OBJECTIVE –
Copy each line of the listing below exactly.

[Stored entries]

+===+

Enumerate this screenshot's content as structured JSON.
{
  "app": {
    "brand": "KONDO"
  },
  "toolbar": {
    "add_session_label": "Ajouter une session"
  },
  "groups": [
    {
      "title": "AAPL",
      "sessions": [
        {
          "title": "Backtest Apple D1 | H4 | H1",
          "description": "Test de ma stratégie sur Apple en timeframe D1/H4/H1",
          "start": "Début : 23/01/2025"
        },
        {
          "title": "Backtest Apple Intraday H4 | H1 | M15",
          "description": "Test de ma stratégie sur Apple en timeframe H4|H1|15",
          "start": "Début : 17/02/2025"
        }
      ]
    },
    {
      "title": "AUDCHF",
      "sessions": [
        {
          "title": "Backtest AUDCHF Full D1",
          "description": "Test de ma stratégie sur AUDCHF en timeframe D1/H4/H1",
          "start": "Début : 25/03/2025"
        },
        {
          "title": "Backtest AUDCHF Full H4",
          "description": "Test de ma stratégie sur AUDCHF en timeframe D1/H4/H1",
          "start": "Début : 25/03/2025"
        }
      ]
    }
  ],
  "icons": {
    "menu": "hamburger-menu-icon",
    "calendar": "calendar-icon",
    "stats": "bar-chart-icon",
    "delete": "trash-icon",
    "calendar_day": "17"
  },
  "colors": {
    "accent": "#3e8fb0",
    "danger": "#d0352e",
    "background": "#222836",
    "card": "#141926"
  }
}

+===+

WRITTEN REPLY –
Enumerate this screenshot's content as structured JSON.
{
  "app": {
    "brand": "KONDO"
  },
  "toolbar": {
    "add_session_label": "Ajouter une session"
  },
  "groups": [
    {
      "title": "AAPL",
      "sessions": [
        {
          "title": "Backtest Apple D1 | H4 | H1",
          "description": "Test de ma stratégie sur Apple en timeframe D1/H4/H1",
          "start": "Début : 23/01/2025"
        },
        {
          "title": "Backtest Apple Intraday H4 | H1 | M15",
          "description": "Test de ma stratégie sur Apple en timeframe H4|H1|15",
          "start": "Début : 17/02/2025"
        }
      ]
    },
    {
      "title": "AUDCHF",
      "sessions": [
        {
          "title": "Backtest AUDCHF Full D1",
          "description": "Test de ma stratégie sur AUDCHF en timeframe D1/H4/H1",
          "start": "Début : 25/03/2025"
        },
        {
          "title": "Backtest AUDCHF Full H4",
          "description": "Test de ma stratégie sur AUDCHF en timeframe D1/H4/H1",
          "start": "Début : 25/03/2025"
        }
      ]
    }
  ],
  "icons": {
    "menu": "hamburger-menu-icon",
    "calendar": "calendar-icon",
    "stats": "bar-chart-icon",
    "delete": "trash-icon",
    "calendar_day": "17"
  },
  "colors": {
    "accent": "#3e8fb0",
    "danger": "#d0352e",
    "background": "#222836",
    "card": "#141926"
  }
}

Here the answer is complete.